Return all the entries exactly, keeping pictures out.

** start INFORMATION PROVIDED **

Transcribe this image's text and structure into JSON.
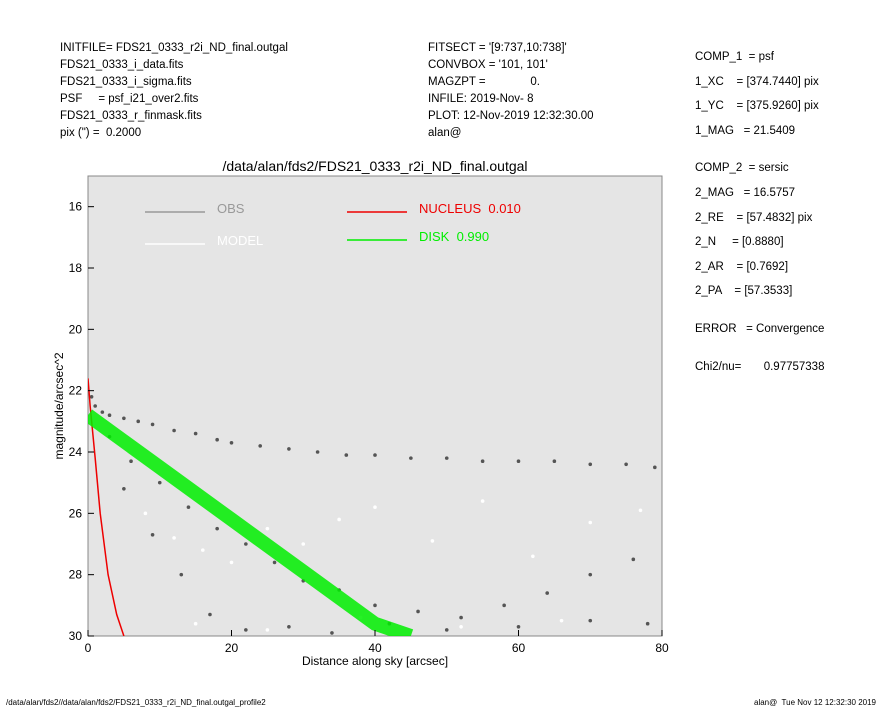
{
  "header": {
    "left": [
      "INITFILE= FDS21_0333_r2i_ND_final.outgal",
      "FDS21_0333_i_data.fits",
      "FDS21_0333_i_sigma.fits",
      "PSF     = psf_i21_over2.fits",
      "FDS21_0333_r_finmask.fits",
      "pix (\") =  0.2000"
    ],
    "middle": [
      "FITSECT = '[9:737,10:738]'",
      "CONVBOX = '101, 101'",
      "MAGZPT =              0.",
      "INFILE: 2019-Nov- 8",
      "PLOT: 12-Nov-2019 12:32:30.00",
      "alan@"
    ],
    "right": [
      "COMP_1  = psf",
      "1_XC    = [374.7440] pix",
      "1_YC    = [375.9260] pix",
      "1_MAG   = 21.5409",
      "COMP_2  = sersic",
      "2_MAG   = 16.5757",
      "2_RE    = [57.4832] pix",
      "2_N     = [0.8880]",
      "2_AR    = [0.7692]",
      "2_PA    = [57.3533]",
      "ERROR   = Convergence",
      "Chi2/nu=       0.97757338"
    ]
  },
  "footer": {
    "left": "/data/alan/fds2//data/alan/fds2/FDS21_0333_r2i_ND_final.outgal_profile2",
    "right": "alan@  Tue Nov 12 12:32:30 2019"
  },
  "chart_data": {
    "type": "scatter",
    "title": "/data/alan/fds2/FDS21_0333_r2i_ND_final.outgal",
    "x_label": "Distance along sky [arcsec]",
    "y_label": "magnitude/arcsec^2",
    "xlim": [
      0,
      80
    ],
    "ylim": [
      30,
      15
    ],
    "xticks": [
      0,
      20,
      40,
      60,
      80
    ],
    "yticks": [
      16,
      18,
      20,
      22,
      24,
      26,
      28,
      30
    ],
    "background": "#e5e5e5",
    "series": [
      {
        "name": "OBS",
        "type": "scatter",
        "color": "#555555",
        "x": [
          0.5,
          1,
          2,
          3,
          5,
          7,
          9,
          12,
          15,
          18,
          20,
          24,
          28,
          32,
          36,
          40,
          45,
          50,
          55,
          60,
          65,
          70,
          75,
          79,
          3,
          6,
          10,
          14,
          18,
          22,
          26,
          30,
          35,
          40,
          46,
          52,
          58,
          64,
          70,
          76,
          5,
          9,
          13,
          17,
          22,
          28,
          34,
          42,
          50,
          60,
          70,
          78
        ],
        "values": [
          22.2,
          22.5,
          22.7,
          22.8,
          22.9,
          23.0,
          23.1,
          23.3,
          23.4,
          23.6,
          23.7,
          23.8,
          23.9,
          24.0,
          24.1,
          24.1,
          24.2,
          24.2,
          24.3,
          24.3,
          24.3,
          24.4,
          24.4,
          24.5,
          23.5,
          24.3,
          25.0,
          25.8,
          26.5,
          27.0,
          27.6,
          28.2,
          28.5,
          29.0,
          29.2,
          29.4,
          29.0,
          28.6,
          28.0,
          27.5,
          25.2,
          26.7,
          28.0,
          29.3,
          29.8,
          29.7,
          29.9,
          29.6,
          29.8,
          29.7,
          29.5,
          29.6
        ]
      },
      {
        "name": "MODEL",
        "type": "scatter",
        "color": "#ffffff",
        "x": [
          8,
          12,
          16,
          20,
          25,
          30,
          35,
          40,
          48,
          55,
          62,
          70,
          77,
          15,
          25,
          38,
          52,
          66
        ],
        "values": [
          26.0,
          26.8,
          27.2,
          27.6,
          26.5,
          27.0,
          26.2,
          25.8,
          26.9,
          25.6,
          27.4,
          26.3,
          25.9,
          29.6,
          29.8,
          29.4,
          29.7,
          29.5
        ]
      },
      {
        "name": "NUCLEUS  0.010",
        "type": "line",
        "color": "#ee0000",
        "x": [
          0,
          0.3,
          1,
          1.7,
          2.8,
          4,
          5
        ],
        "values": [
          21.6,
          22.5,
          24.2,
          26.0,
          28.0,
          29.3,
          30.0
        ]
      },
      {
        "name": "DISK  0.990",
        "type": "band",
        "color": "#00ee00",
        "x": [
          0,
          10,
          20,
          30,
          40,
          45
        ],
        "values": [
          22.8,
          24.5,
          26.2,
          27.9,
          29.6,
          30.0
        ]
      }
    ]
  }
}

** end INFORMATION PROVIDED **

RIGHT ANSWER
Transcribe this image's text and structure into JSON.
{
  "header": {
    "left": [
      "INITFILE= FDS21_0333_r2i_ND_final.outgal",
      "FDS21_0333_i_data.fits",
      "FDS21_0333_i_sigma.fits",
      "PSF     = psf_i21_over2.fits",
      "FDS21_0333_r_finmask.fits",
      "pix (\") =  0.2000"
    ],
    "middle": [
      "FITSECT = '[9:737,10:738]'",
      "CONVBOX = '101, 101'",
      "MAGZPT =              0.",
      "INFILE: 2019-Nov- 8",
      "PLOT: 12-Nov-2019 12:32:30.00",
      "alan@"
    ],
    "right": [
      "COMP_1  = psf",
      "1_XC    = [374.7440] pix",
      "1_YC    = [375.9260] pix",
      "1_MAG   = 21.5409",
      "COMP_2  = sersic",
      "2_MAG   = 16.5757",
      "2_RE    = [57.4832] pix",
      "2_N     = [0.8880]",
      "2_AR    = [0.7692]",
      "2_PA    = [57.3533]",
      "ERROR   = Convergence",
      "Chi2/nu=       0.97757338"
    ]
  },
  "footer": {
    "left": "/data/alan/fds2//data/alan/fds2/FDS21_0333_r2i_ND_final.outgal_profile2",
    "right": "alan@  Tue Nov 12 12:32:30 2019"
  },
  "chart_data": {
    "type": "scatter",
    "title": "/data/alan/fds2/FDS21_0333_r2i_ND_final.outgal",
    "x_label": "Distance along sky [arcsec]",
    "y_label": "magnitude/arcsec^2",
    "xlim": [
      0,
      80
    ],
    "ylim": [
      30,
      15
    ],
    "xticks": [
      0,
      20,
      40,
      60,
      80
    ],
    "yticks": [
      16,
      18,
      20,
      22,
      24,
      26,
      28,
      30
    ],
    "background": "#e5e5e5",
    "series": [
      {
        "name": "OBS",
        "type": "scatter",
        "color": "#555555",
        "x": [
          0.5,
          1,
          2,
          3,
          5,
          7,
          9,
          12,
          15,
          18,
          20,
          24,
          28,
          32,
          36,
          40,
          45,
          50,
          55,
          60,
          65,
          70,
          75,
          79,
          3,
          6,
          10,
          14,
          18,
          22,
          26,
          30,
          35,
          40,
          46,
          52,
          58,
          64,
          70,
          76,
          5,
          9,
          13,
          17,
          22,
          28,
          34,
          42,
          50,
          60,
          70,
          78
        ],
        "values": [
          22.2,
          22.5,
          22.7,
          22.8,
          22.9,
          23.0,
          23.1,
          23.3,
          23.4,
          23.6,
          23.7,
          23.8,
          23.9,
          24.0,
          24.1,
          24.1,
          24.2,
          24.2,
          24.3,
          24.3,
          24.3,
          24.4,
          24.4,
          24.5,
          23.5,
          24.3,
          25.0,
          25.8,
          26.5,
          27.0,
          27.6,
          28.2,
          28.5,
          29.0,
          29.2,
          29.4,
          29.0,
          28.6,
          28.0,
          27.5,
          25.2,
          26.7,
          28.0,
          29.3,
          29.8,
          29.7,
          29.9,
          29.6,
          29.8,
          29.7,
          29.5,
          29.6
        ]
      },
      {
        "name": "MODEL",
        "type": "scatter",
        "color": "#ffffff",
        "x": [
          8,
          12,
          16,
          20,
          25,
          30,
          35,
          40,
          48,
          55,
          62,
          70,
          77,
          15,
          25,
          38,
          52,
          66
        ],
        "values": [
          26.0,
          26.8,
          27.2,
          27.6,
          26.5,
          27.0,
          26.2,
          25.8,
          26.9,
          25.6,
          27.4,
          26.3,
          25.9,
          29.6,
          29.8,
          29.4,
          29.7,
          29.5
        ]
      },
      {
        "name": "NUCLEUS  0.010",
        "type": "line",
        "color": "#ee0000",
        "x": [
          0,
          0.3,
          1,
          1.7,
          2.8,
          4,
          5
        ],
        "values": [
          21.6,
          22.5,
          24.2,
          26.0,
          28.0,
          29.3,
          30.0
        ]
      },
      {
        "name": "DISK  0.990",
        "type": "band",
        "color": "#00ee00",
        "x": [
          0,
          10,
          20,
          30,
          40,
          45
        ],
        "values": [
          22.8,
          24.5,
          26.2,
          27.9,
          29.6,
          30.0
        ]
      }
    ]
  }
}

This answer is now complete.